### Exercise prompt:
Below are the records; collect from them each line containing the string "Medicaid".

——

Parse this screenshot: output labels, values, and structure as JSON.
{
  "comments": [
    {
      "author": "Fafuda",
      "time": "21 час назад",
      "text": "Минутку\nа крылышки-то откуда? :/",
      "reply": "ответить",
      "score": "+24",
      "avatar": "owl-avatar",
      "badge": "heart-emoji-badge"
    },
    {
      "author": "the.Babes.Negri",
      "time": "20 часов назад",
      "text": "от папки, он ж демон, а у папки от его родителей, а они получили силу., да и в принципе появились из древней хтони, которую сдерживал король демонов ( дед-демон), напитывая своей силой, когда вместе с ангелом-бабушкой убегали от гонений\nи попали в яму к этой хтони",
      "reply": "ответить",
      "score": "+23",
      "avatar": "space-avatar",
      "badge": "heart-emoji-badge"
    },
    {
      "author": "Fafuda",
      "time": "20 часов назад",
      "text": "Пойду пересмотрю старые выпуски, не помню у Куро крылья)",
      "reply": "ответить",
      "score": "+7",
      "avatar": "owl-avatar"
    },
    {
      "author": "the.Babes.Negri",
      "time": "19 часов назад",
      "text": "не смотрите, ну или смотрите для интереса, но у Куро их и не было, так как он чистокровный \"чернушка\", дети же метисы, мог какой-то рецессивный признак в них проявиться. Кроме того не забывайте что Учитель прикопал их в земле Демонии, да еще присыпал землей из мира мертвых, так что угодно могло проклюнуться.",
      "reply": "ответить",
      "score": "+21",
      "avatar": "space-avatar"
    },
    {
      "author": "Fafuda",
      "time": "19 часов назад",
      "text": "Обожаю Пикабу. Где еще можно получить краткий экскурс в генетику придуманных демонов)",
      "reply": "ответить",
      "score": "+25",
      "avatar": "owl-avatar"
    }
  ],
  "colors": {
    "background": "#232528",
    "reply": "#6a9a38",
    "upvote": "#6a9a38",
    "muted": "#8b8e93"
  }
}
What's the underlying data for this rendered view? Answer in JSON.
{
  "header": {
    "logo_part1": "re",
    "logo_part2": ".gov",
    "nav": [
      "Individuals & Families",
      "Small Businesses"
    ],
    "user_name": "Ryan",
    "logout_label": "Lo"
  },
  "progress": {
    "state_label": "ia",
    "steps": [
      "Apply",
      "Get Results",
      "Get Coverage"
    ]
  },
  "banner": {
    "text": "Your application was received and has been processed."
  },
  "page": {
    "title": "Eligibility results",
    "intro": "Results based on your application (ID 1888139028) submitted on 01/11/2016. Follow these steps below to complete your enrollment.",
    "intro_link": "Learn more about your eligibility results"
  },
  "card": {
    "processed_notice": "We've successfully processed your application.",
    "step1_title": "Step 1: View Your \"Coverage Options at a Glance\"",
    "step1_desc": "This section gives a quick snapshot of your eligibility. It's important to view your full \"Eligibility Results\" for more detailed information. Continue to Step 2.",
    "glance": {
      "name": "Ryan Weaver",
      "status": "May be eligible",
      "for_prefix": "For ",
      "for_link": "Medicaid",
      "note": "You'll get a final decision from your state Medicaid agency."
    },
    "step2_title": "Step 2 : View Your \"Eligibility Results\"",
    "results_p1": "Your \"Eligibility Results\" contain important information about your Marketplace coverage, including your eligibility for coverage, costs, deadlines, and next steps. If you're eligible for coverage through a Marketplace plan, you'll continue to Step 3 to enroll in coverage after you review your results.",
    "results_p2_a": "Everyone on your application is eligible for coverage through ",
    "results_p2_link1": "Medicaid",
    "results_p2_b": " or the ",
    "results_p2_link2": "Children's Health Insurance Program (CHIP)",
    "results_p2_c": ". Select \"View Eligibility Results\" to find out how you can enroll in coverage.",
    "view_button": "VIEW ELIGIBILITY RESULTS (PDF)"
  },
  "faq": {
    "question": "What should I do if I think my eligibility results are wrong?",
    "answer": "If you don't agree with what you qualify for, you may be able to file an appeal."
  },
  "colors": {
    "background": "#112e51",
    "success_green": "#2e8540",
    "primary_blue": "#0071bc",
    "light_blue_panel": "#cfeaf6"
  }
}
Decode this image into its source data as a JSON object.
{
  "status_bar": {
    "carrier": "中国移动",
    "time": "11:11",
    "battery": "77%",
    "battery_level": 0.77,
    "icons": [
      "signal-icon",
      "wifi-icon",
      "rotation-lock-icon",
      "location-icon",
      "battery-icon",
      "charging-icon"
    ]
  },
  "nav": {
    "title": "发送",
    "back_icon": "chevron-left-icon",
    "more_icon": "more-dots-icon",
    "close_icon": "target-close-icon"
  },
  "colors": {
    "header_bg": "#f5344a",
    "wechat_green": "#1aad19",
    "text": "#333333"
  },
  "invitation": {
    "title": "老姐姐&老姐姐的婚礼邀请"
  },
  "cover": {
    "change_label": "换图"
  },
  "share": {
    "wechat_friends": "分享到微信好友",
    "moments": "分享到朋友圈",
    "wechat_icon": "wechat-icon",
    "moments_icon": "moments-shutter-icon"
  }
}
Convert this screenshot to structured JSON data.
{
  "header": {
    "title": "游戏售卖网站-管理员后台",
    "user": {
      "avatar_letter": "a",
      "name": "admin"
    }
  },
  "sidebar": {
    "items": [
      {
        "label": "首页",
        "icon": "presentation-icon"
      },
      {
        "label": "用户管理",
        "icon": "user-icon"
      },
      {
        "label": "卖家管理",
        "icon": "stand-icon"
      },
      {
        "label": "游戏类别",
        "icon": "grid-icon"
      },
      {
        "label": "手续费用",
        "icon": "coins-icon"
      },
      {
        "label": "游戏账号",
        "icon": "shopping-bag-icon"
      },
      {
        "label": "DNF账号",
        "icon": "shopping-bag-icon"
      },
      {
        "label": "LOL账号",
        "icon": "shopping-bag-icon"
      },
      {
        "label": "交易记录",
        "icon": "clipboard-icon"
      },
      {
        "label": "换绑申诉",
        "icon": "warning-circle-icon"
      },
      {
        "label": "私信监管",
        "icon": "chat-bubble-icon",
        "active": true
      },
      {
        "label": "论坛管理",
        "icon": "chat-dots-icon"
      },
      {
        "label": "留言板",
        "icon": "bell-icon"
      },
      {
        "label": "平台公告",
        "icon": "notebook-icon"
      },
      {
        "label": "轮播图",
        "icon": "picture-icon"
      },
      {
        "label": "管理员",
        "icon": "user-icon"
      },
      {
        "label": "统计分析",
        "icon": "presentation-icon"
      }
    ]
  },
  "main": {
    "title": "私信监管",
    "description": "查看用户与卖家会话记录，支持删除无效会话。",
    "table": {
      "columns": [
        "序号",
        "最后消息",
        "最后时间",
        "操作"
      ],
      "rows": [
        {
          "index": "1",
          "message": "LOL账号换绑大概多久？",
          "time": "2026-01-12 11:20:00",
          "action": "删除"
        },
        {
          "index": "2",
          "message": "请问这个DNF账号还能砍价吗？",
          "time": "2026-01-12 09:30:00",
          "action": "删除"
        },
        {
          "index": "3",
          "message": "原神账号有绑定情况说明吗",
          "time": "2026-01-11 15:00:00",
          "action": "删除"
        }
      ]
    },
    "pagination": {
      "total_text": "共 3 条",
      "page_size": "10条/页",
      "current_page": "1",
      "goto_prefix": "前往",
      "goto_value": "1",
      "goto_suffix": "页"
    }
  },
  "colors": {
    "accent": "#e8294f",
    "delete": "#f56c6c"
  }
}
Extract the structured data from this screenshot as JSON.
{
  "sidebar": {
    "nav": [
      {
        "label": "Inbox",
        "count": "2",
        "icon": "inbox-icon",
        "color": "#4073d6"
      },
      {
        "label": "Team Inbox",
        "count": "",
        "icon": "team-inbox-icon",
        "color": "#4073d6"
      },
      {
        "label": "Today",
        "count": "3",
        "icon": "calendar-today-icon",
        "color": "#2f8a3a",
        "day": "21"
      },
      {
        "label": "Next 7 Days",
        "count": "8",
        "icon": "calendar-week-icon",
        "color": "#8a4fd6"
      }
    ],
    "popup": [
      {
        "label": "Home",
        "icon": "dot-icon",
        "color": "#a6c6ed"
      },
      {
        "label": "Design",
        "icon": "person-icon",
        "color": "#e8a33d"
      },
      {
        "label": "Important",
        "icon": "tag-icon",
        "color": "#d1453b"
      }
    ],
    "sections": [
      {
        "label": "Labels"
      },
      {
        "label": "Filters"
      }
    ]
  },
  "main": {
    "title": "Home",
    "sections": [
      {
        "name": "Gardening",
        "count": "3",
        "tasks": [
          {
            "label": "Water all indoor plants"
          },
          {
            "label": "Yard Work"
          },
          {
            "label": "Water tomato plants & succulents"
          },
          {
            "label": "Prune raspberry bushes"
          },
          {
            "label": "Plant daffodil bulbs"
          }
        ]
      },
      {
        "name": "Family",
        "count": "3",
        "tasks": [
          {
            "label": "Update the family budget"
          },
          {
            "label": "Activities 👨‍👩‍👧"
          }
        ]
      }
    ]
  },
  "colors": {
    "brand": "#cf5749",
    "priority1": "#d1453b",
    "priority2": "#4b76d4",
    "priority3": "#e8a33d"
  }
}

——

### Response below:
      "for_link": "Medicaid",
      "note": "You'll get a final decision from your state Medicaid agency."
    "results_p2_link1": "Medicaid",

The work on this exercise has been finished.